*** MATERIAL
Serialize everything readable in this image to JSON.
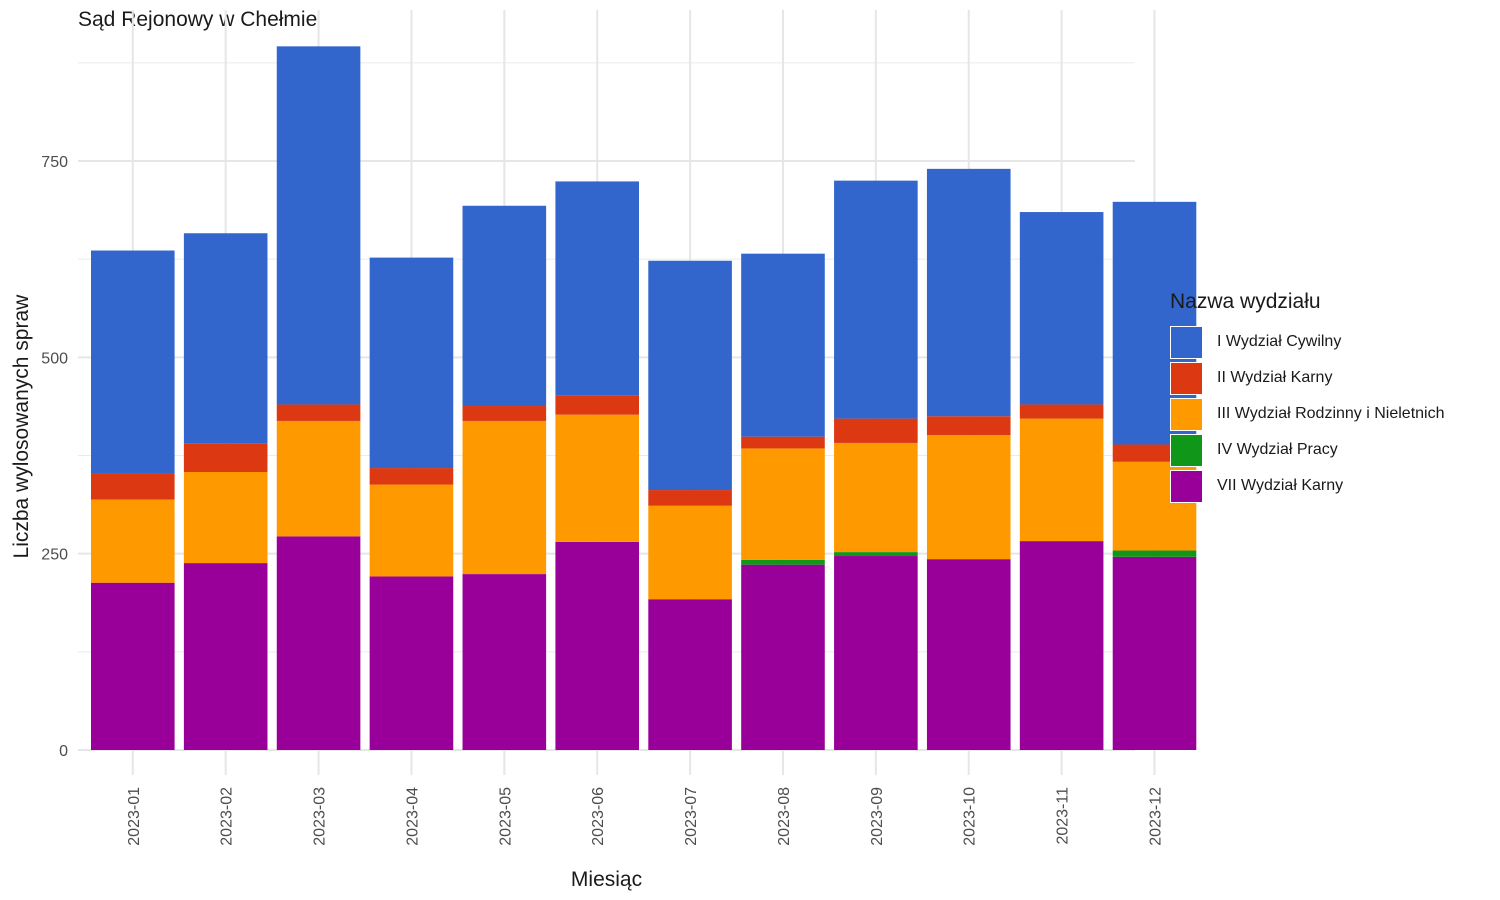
{
  "chart_data": {
    "type": "bar",
    "stacked": true,
    "title": "Sąd Rejonowy w Chełmie",
    "xlabel": "Miesiąc",
    "ylabel": "Liczba wylosowanych spraw",
    "ylim": [
      0,
      900
    ],
    "yticks": [
      0,
      250,
      500,
      750
    ],
    "grid": true,
    "legend_title": "Nazwa wydziału",
    "legend_position": "right",
    "categories": [
      "2023-01",
      "2023-02",
      "2023-03",
      "2023-04",
      "2023-05",
      "2023-06",
      "2023-07",
      "2023-08",
      "2023-09",
      "2023-10",
      "2023-11",
      "2023-12"
    ],
    "series": [
      {
        "name": "VII Wydział Karny",
        "color": "#990099",
        "values": [
          213,
          238,
          272,
          221,
          224,
          265,
          192,
          236,
          247,
          243,
          266,
          246
        ]
      },
      {
        "name": "IV Wydział Pracy",
        "color": "#109618",
        "values": [
          0,
          0,
          0,
          0,
          0,
          0,
          0,
          6,
          5,
          0,
          0,
          8
        ]
      },
      {
        "name": "III Wydział Rodzinny i Nieletnich",
        "color": "#FF9900",
        "values": [
          106,
          116,
          147,
          117,
          195,
          162,
          119,
          142,
          139,
          158,
          156,
          113
        ]
      },
      {
        "name": "II Wydział Karny",
        "color": "#DC3912",
        "values": [
          33,
          36,
          21,
          21,
          19,
          24,
          20,
          15,
          31,
          24,
          18,
          22
        ]
      },
      {
        "name": "I Wydział Cywilny",
        "color": "#3366CC",
        "values": [
          284,
          268,
          456,
          268,
          255,
          273,
          292,
          233,
          303,
          315,
          245,
          309
        ]
      }
    ]
  }
}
******
WHAT THE TASK ASKS:
Where a line contains the string "Karny", extract that line.

COMPLETE OUTPUT:
        "name": "VII Wydział Karny",
        "name": "II Wydział Karny",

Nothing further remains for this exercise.